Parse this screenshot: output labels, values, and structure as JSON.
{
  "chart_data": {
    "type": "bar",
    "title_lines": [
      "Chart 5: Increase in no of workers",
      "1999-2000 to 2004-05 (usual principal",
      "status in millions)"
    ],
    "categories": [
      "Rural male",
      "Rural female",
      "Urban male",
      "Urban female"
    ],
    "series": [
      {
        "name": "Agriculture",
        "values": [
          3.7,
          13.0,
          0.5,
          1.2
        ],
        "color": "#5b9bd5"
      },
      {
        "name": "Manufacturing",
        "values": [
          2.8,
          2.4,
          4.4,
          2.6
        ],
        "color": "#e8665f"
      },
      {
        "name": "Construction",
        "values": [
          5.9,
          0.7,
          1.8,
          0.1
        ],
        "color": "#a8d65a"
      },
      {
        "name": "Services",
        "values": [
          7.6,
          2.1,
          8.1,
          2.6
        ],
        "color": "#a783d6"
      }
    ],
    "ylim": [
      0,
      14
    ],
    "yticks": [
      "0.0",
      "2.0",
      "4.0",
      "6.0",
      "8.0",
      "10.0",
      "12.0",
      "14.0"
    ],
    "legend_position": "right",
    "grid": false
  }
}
══════
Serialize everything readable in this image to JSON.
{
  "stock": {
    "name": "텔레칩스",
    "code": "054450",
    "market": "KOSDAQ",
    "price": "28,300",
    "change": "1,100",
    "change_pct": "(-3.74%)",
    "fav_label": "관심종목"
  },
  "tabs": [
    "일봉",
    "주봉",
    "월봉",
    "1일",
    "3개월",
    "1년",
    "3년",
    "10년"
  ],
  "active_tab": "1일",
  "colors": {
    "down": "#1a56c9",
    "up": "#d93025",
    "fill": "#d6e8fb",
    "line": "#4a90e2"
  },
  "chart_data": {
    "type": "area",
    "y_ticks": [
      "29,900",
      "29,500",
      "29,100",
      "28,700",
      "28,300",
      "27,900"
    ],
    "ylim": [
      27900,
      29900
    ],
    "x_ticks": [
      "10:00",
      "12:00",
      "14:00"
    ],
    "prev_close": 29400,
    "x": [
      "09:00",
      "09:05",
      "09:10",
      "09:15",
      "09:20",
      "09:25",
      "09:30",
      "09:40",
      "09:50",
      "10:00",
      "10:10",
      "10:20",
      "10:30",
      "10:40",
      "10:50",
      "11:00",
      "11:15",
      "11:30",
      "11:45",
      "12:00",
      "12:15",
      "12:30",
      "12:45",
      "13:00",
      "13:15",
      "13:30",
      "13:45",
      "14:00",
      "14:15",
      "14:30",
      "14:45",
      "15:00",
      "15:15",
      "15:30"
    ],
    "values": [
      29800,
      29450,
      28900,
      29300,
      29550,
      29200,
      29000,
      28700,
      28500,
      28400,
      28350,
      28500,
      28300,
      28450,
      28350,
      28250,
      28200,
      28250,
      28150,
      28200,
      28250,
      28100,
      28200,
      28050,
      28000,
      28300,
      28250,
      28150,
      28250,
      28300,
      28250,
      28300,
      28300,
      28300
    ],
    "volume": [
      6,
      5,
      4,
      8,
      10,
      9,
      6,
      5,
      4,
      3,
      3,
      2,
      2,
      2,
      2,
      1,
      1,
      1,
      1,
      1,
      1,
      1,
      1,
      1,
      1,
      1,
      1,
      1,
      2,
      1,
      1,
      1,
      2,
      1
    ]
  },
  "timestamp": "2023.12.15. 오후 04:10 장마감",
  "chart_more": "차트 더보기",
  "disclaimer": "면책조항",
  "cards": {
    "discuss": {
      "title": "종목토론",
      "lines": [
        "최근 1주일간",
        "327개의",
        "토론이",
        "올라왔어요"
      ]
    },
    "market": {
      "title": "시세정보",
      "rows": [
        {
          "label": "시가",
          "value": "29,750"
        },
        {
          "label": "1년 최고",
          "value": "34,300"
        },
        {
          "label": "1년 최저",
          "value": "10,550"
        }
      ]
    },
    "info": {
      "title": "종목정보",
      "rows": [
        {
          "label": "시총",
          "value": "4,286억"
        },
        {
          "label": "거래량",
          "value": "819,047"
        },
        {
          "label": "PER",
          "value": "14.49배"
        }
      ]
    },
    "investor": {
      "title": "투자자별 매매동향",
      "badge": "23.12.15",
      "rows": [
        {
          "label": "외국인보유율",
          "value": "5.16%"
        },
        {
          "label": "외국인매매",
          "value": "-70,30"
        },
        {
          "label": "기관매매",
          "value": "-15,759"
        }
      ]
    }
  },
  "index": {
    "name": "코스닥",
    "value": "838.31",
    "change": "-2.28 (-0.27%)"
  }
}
══════
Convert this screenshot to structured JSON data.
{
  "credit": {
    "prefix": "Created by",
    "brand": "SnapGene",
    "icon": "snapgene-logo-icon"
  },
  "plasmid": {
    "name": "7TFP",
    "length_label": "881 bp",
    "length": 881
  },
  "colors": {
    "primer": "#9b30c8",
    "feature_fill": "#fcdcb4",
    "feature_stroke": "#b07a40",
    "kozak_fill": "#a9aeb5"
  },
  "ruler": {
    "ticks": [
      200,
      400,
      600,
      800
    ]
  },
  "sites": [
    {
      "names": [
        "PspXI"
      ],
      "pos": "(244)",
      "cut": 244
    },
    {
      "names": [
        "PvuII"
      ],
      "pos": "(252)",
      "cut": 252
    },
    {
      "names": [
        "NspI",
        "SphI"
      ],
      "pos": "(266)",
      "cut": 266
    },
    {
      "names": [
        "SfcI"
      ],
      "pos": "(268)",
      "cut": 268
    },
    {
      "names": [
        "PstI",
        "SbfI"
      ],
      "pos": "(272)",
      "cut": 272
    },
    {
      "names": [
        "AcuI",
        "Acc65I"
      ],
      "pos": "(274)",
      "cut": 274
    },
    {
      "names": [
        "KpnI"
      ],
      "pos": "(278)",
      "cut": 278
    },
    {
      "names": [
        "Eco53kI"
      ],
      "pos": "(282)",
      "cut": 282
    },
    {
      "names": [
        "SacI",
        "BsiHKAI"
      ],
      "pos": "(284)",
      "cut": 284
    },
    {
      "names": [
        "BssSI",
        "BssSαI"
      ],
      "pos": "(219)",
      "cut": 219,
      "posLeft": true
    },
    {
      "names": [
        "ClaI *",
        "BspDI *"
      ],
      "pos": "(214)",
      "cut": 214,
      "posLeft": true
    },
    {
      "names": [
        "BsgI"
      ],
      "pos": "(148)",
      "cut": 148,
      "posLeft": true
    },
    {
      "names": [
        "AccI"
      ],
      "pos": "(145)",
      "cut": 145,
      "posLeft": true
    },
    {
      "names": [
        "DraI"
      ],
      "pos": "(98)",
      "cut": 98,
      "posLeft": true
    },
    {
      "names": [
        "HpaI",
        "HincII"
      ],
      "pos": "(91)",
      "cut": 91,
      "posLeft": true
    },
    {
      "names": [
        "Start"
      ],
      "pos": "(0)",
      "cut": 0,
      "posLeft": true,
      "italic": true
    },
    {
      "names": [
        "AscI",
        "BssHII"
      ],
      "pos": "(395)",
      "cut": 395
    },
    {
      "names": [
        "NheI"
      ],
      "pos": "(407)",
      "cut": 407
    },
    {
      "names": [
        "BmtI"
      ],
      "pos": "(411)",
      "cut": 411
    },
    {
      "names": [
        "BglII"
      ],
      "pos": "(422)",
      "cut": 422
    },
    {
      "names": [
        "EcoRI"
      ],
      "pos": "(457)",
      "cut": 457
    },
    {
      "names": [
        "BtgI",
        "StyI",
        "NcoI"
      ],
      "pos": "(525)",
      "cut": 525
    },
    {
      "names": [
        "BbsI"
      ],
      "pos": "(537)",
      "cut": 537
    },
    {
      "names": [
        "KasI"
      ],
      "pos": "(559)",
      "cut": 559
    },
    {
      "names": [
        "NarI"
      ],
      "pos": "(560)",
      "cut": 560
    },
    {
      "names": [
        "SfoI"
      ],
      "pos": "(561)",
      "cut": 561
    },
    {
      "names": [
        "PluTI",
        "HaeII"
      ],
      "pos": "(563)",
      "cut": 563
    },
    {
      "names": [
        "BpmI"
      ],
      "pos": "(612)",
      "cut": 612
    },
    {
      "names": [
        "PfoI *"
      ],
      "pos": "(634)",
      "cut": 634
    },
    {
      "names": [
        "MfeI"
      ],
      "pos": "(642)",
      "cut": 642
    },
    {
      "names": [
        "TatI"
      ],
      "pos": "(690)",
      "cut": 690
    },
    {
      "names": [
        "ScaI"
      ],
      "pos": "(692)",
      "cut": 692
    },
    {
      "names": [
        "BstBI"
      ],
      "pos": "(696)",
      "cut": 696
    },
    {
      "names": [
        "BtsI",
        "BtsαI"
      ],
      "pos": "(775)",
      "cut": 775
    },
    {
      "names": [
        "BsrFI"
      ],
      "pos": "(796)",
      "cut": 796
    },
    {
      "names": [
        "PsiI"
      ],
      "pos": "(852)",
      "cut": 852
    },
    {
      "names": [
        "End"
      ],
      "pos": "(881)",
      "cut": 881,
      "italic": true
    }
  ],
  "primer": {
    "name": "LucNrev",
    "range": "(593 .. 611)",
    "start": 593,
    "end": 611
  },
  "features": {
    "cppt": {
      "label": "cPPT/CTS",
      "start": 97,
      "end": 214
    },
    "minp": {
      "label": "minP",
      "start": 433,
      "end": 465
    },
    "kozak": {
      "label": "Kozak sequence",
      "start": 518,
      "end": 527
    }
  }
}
══════
Aim: Check every line of the data, and copy the ones that contain "screenshot".

Task response:
Parse this screenshot: output labels, values, and structure as JSON.
Convert this screenshot to structured JSON data.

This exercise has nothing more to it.